SHORT EXERCISE
Render the material again word for word, skipping the pictures in it.

RECORDS FOR PROCESSING
########
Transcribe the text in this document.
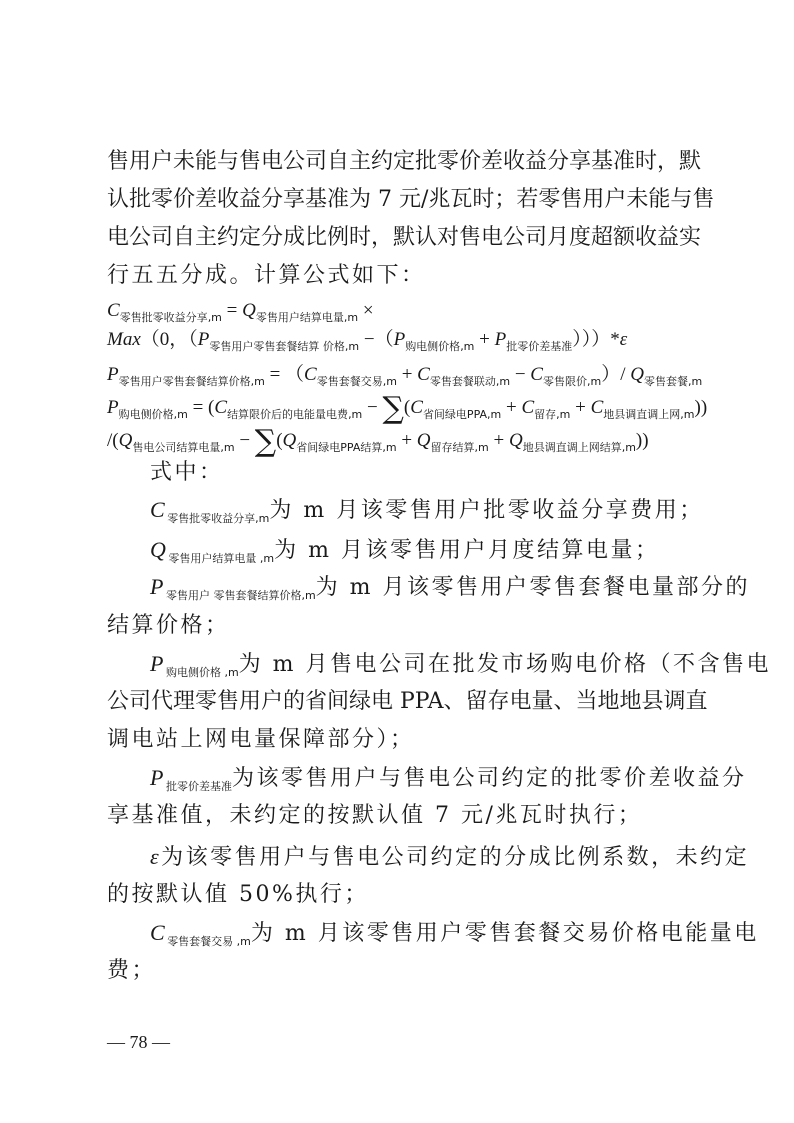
售用户未能与售电公司自主约定批零价差收益分享基准时，默
认批零价差收益分享基准为 7 元/兆瓦时；若零售用户未能与售
电公司自主约定分成比例时，默认对售电公司月度超额收益实
行五五分成。计算公式如下：
$C_{零售批零收益分享,m} = Q_{零售用户结算电量,m}$ ×
Max（0，$(P_{零售用户零售套餐结算 价格,m} -(P_{购电侧价格,m} + P_{批零价差基准})))*\varepsilon$
$P_{零售用户零售套餐结算价格,m} = (C_{零售套餐交易,m} + C_{零售套餐联动,m} - C_{零售限价,m})/$ $Q_{零售套餐,m}$
$P_{购电侧价格,m} = (C_{结算限价后的电能量电费,m} - \sum(C_{省间绿电PPA,m} + C_{留存,m} + C_{地县调直调上网,m}))$
$/(Q_{售电公司结算电量,m} - \sum(Q_{省间绿电PPA结算,m} + Q_{留存结算,m} + Q_{地县调直调上网结算,m}))$
式中：
$C_{零售批零收益分享,m}$为 m 月该零售用户批零收益分享费用；
$Q_{零售用户结算电量 ,m}$为 m 月该零售用户月度结算电量；
$P_{零售用户 零售套餐结算价格,m}$为 m 月该零售用户零售套餐电量部分的
结算价格；
$P_{购电侧价格 ,m}$为 m 月售电公司在批发市场购电价格（不含售电
公司代理零售用户的省间绿电 PPA、留存电量、当地地县调直
调电站上网电量保障部分）；
$P_{批零价差基准}$为该零售用户与售电公司约定的批零价差收益分
享基准值，未约定的按默认值 7 元/兆瓦时执行；
ε为该零售用户与售电公司约定的分成比例系数，未约定
的按默认值 50%执行；
$C_{零售套餐交易 ,m}$为 m 月该零售用户零售套餐交易价格电能量电
费；
— 78 —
########
RESPONSE TO THIS TASK
Transcribe the text in this document.
售用户未能与售电公司自主约定批零价差收益分享基准时，默
认批零价差收益分享基准为 7 元/兆瓦时；若零售用户未能与售
电公司自主约定分成比例时，默认对售电公司月度超额收益实
行五五分成。计算公式如下：
$C_{零售批零收益分享,m} = Q_{零售用户结算电量,m}$ ×
Max（0，$(P_{零售用户零售套餐结算 价格,m} -(P_{购电侧价格,m} + P_{批零价差基准})))*\varepsilon$
$P_{零售用户零售套餐结算价格,m} = (C_{零售套餐交易,m} + C_{零售套餐联动,m} - C_{零售限价,m})/$ $Q_{零售套餐,m}$
$P_{购电侧价格,m} = (C_{结算限价后的电能量电费,m} - \sum(C_{省间绿电PPA,m} + C_{留存,m} + C_{地县调直调上网,m}))$
$/(Q_{售电公司结算电量,m} - \sum(Q_{省间绿电PPA结算,m} + Q_{留存结算,m} + Q_{地县调直调上网结算,m}))$
式中：
$C_{零售批零收益分享,m}$为 m 月该零售用户批零收益分享费用；
$Q_{零售用户结算电量 ,m}$为 m 月该零售用户月度结算电量；
$P_{零售用户 零售套餐结算价格,m}$为 m 月该零售用户零售套餐电量部分的
结算价格；
$P_{购电侧价格 ,m}$为 m 月售电公司在批发市场购电价格（不含售电
公司代理零售用户的省间绿电 PPA、留存电量、当地地县调直
调电站上网电量保障部分）；
$P_{批零价差基准}$为该零售用户与售电公司约定的批零价差收益分
享基准值，未约定的按默认值 7 元/兆瓦时执行；
ε为该零售用户与售电公司约定的分成比例系数，未约定
的按默认值 50%执行；
$C_{零售套餐交易 ,m}$为 m 月该零售用户零售套餐交易价格电能量电
费；
— 78 —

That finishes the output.